-- Start --

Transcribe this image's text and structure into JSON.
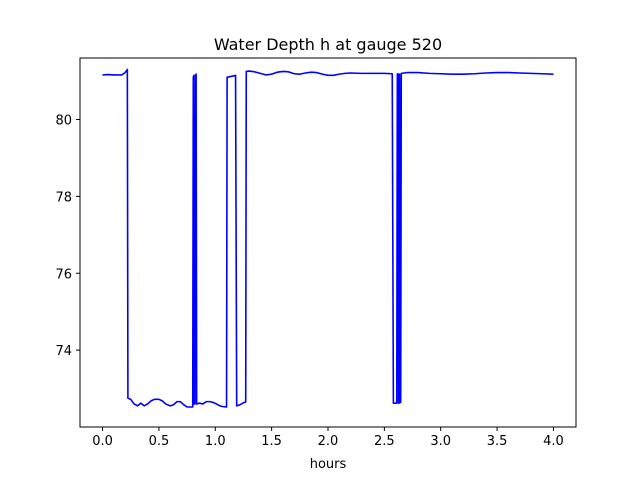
{
  "chart_data": {
    "type": "line",
    "title": "Water Depth h at gauge 520",
    "xlabel": "hours",
    "ylabel": "",
    "xlim": [
      -0.2,
      4.2
    ],
    "ylim": [
      72.0,
      81.6
    ],
    "xticks": [
      0.0,
      0.5,
      1.0,
      1.5,
      2.0,
      2.5,
      3.0,
      3.5,
      4.0
    ],
    "xtick_labels": [
      "0.0",
      "0.5",
      "1.0",
      "1.5",
      "2.0",
      "2.5",
      "3.0",
      "3.5",
      "4.0"
    ],
    "yticks": [
      74,
      76,
      78,
      80
    ],
    "ytick_labels": [
      "74",
      "76",
      "78",
      "80"
    ],
    "grid": false,
    "series": [
      {
        "color": "#0000ff",
        "points": [
          [
            0.0,
            81.16
          ],
          [
            0.05,
            81.17
          ],
          [
            0.1,
            81.16
          ],
          [
            0.17,
            81.16
          ],
          [
            0.2,
            81.22
          ],
          [
            0.22,
            81.3
          ],
          [
            0.225,
            72.75
          ],
          [
            0.25,
            72.72
          ],
          [
            0.28,
            72.6
          ],
          [
            0.31,
            72.55
          ],
          [
            0.34,
            72.62
          ],
          [
            0.37,
            72.55
          ],
          [
            0.4,
            72.6
          ],
          [
            0.43,
            72.68
          ],
          [
            0.46,
            72.72
          ],
          [
            0.5,
            72.72
          ],
          [
            0.53,
            72.68
          ],
          [
            0.56,
            72.6
          ],
          [
            0.6,
            72.55
          ],
          [
            0.63,
            72.58
          ],
          [
            0.66,
            72.66
          ],
          [
            0.69,
            72.66
          ],
          [
            0.72,
            72.58
          ],
          [
            0.75,
            72.52
          ],
          [
            0.78,
            72.52
          ],
          [
            0.8,
            72.52
          ],
          [
            0.805,
            81.1
          ],
          [
            0.81,
            81.15
          ],
          [
            0.812,
            72.6
          ],
          [
            0.82,
            72.6
          ],
          [
            0.825,
            81.15
          ],
          [
            0.83,
            81.18
          ],
          [
            0.835,
            72.6
          ],
          [
            0.86,
            72.62
          ],
          [
            0.89,
            72.6
          ],
          [
            0.92,
            72.66
          ],
          [
            0.95,
            72.66
          ],
          [
            0.98,
            72.64
          ],
          [
            1.01,
            72.6
          ],
          [
            1.04,
            72.55
          ],
          [
            1.07,
            72.53
          ],
          [
            1.1,
            72.52
          ],
          [
            1.105,
            81.1
          ],
          [
            1.14,
            81.12
          ],
          [
            1.17,
            81.14
          ],
          [
            1.18,
            81.15
          ],
          [
            1.19,
            72.55
          ],
          [
            1.22,
            72.58
          ],
          [
            1.25,
            72.63
          ],
          [
            1.27,
            72.65
          ],
          [
            1.275,
            81.25
          ],
          [
            1.3,
            81.26
          ],
          [
            1.35,
            81.24
          ],
          [
            1.4,
            81.2
          ],
          [
            1.45,
            81.16
          ],
          [
            1.5,
            81.18
          ],
          [
            1.55,
            81.23
          ],
          [
            1.6,
            81.25
          ],
          [
            1.65,
            81.24
          ],
          [
            1.7,
            81.19
          ],
          [
            1.75,
            81.18
          ],
          [
            1.8,
            81.21
          ],
          [
            1.85,
            81.23
          ],
          [
            1.9,
            81.22
          ],
          [
            1.95,
            81.18
          ],
          [
            2.0,
            81.15
          ],
          [
            2.05,
            81.15
          ],
          [
            2.1,
            81.18
          ],
          [
            2.15,
            81.2
          ],
          [
            2.2,
            81.21
          ],
          [
            2.3,
            81.2
          ],
          [
            2.4,
            81.2
          ],
          [
            2.5,
            81.2
          ],
          [
            2.57,
            81.19
          ],
          [
            2.58,
            72.62
          ],
          [
            2.61,
            72.62
          ],
          [
            2.615,
            81.18
          ],
          [
            2.62,
            81.19
          ],
          [
            2.625,
            72.62
          ],
          [
            2.63,
            72.62
          ],
          [
            2.632,
            81.18
          ],
          [
            2.635,
            81.18
          ],
          [
            2.64,
            72.64
          ],
          [
            2.645,
            72.64
          ],
          [
            2.65,
            81.2
          ],
          [
            2.7,
            81.22
          ],
          [
            2.8,
            81.22
          ],
          [
            2.9,
            81.2
          ],
          [
            3.0,
            81.19
          ],
          [
            3.1,
            81.18
          ],
          [
            3.2,
            81.18
          ],
          [
            3.3,
            81.19
          ],
          [
            3.4,
            81.21
          ],
          [
            3.5,
            81.22
          ],
          [
            3.6,
            81.22
          ],
          [
            3.7,
            81.21
          ],
          [
            3.8,
            81.2
          ],
          [
            3.9,
            81.19
          ],
          [
            4.0,
            81.18
          ]
        ]
      }
    ]
  }
}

-- End --

### THE TASK
Return the entries unchanged, save for the pictures, which do not belong in the copy.

### EXPECTED ANSWER
Transcribe this image's text and structure into JSON.
{
  "chart_data": {
    "type": "line",
    "title": "Water Depth h at gauge 520",
    "xlabel": "hours",
    "ylabel": "",
    "xlim": [
      -0.2,
      4.2
    ],
    "ylim": [
      72.0,
      81.6
    ],
    "xticks": [
      0.0,
      0.5,
      1.0,
      1.5,
      2.0,
      2.5,
      3.0,
      3.5,
      4.0
    ],
    "xtick_labels": [
      "0.0",
      "0.5",
      "1.0",
      "1.5",
      "2.0",
      "2.5",
      "3.0",
      "3.5",
      "4.0"
    ],
    "yticks": [
      74,
      76,
      78,
      80
    ],
    "ytick_labels": [
      "74",
      "76",
      "78",
      "80"
    ],
    "grid": false,
    "series": [
      {
        "color": "#0000ff",
        "points": [
          [
            0.0,
            81.16
          ],
          [
            0.05,
            81.17
          ],
          [
            0.1,
            81.16
          ],
          [
            0.17,
            81.16
          ],
          [
            0.2,
            81.22
          ],
          [
            0.22,
            81.3
          ],
          [
            0.225,
            72.75
          ],
          [
            0.25,
            72.72
          ],
          [
            0.28,
            72.6
          ],
          [
            0.31,
            72.55
          ],
          [
            0.34,
            72.62
          ],
          [
            0.37,
            72.55
          ],
          [
            0.4,
            72.6
          ],
          [
            0.43,
            72.68
          ],
          [
            0.46,
            72.72
          ],
          [
            0.5,
            72.72
          ],
          [
            0.53,
            72.68
          ],
          [
            0.56,
            72.6
          ],
          [
            0.6,
            72.55
          ],
          [
            0.63,
            72.58
          ],
          [
            0.66,
            72.66
          ],
          [
            0.69,
            72.66
          ],
          [
            0.72,
            72.58
          ],
          [
            0.75,
            72.52
          ],
          [
            0.78,
            72.52
          ],
          [
            0.8,
            72.52
          ],
          [
            0.805,
            81.1
          ],
          [
            0.81,
            81.15
          ],
          [
            0.812,
            72.6
          ],
          [
            0.82,
            72.6
          ],
          [
            0.825,
            81.15
          ],
          [
            0.83,
            81.18
          ],
          [
            0.835,
            72.6
          ],
          [
            0.86,
            72.62
          ],
          [
            0.89,
            72.6
          ],
          [
            0.92,
            72.66
          ],
          [
            0.95,
            72.66
          ],
          [
            0.98,
            72.64
          ],
          [
            1.01,
            72.6
          ],
          [
            1.04,
            72.55
          ],
          [
            1.07,
            72.53
          ],
          [
            1.1,
            72.52
          ],
          [
            1.105,
            81.1
          ],
          [
            1.14,
            81.12
          ],
          [
            1.17,
            81.14
          ],
          [
            1.18,
            81.15
          ],
          [
            1.19,
            72.55
          ],
          [
            1.22,
            72.58
          ],
          [
            1.25,
            72.63
          ],
          [
            1.27,
            72.65
          ],
          [
            1.275,
            81.25
          ],
          [
            1.3,
            81.26
          ],
          [
            1.35,
            81.24
          ],
          [
            1.4,
            81.2
          ],
          [
            1.45,
            81.16
          ],
          [
            1.5,
            81.18
          ],
          [
            1.55,
            81.23
          ],
          [
            1.6,
            81.25
          ],
          [
            1.65,
            81.24
          ],
          [
            1.7,
            81.19
          ],
          [
            1.75,
            81.18
          ],
          [
            1.8,
            81.21
          ],
          [
            1.85,
            81.23
          ],
          [
            1.9,
            81.22
          ],
          [
            1.95,
            81.18
          ],
          [
            2.0,
            81.15
          ],
          [
            2.05,
            81.15
          ],
          [
            2.1,
            81.18
          ],
          [
            2.15,
            81.2
          ],
          [
            2.2,
            81.21
          ],
          [
            2.3,
            81.2
          ],
          [
            2.4,
            81.2
          ],
          [
            2.5,
            81.2
          ],
          [
            2.57,
            81.19
          ],
          [
            2.58,
            72.62
          ],
          [
            2.61,
            72.62
          ],
          [
            2.615,
            81.18
          ],
          [
            2.62,
            81.19
          ],
          [
            2.625,
            72.62
          ],
          [
            2.63,
            72.62
          ],
          [
            2.632,
            81.18
          ],
          [
            2.635,
            81.18
          ],
          [
            2.64,
            72.64
          ],
          [
            2.645,
            72.64
          ],
          [
            2.65,
            81.2
          ],
          [
            2.7,
            81.22
          ],
          [
            2.8,
            81.22
          ],
          [
            2.9,
            81.2
          ],
          [
            3.0,
            81.19
          ],
          [
            3.1,
            81.18
          ],
          [
            3.2,
            81.18
          ],
          [
            3.3,
            81.19
          ],
          [
            3.4,
            81.21
          ],
          [
            3.5,
            81.22
          ],
          [
            3.6,
            81.22
          ],
          [
            3.7,
            81.21
          ],
          [
            3.8,
            81.2
          ],
          [
            3.9,
            81.19
          ],
          [
            4.0,
            81.18
          ]
        ]
      }
    ]
  }
}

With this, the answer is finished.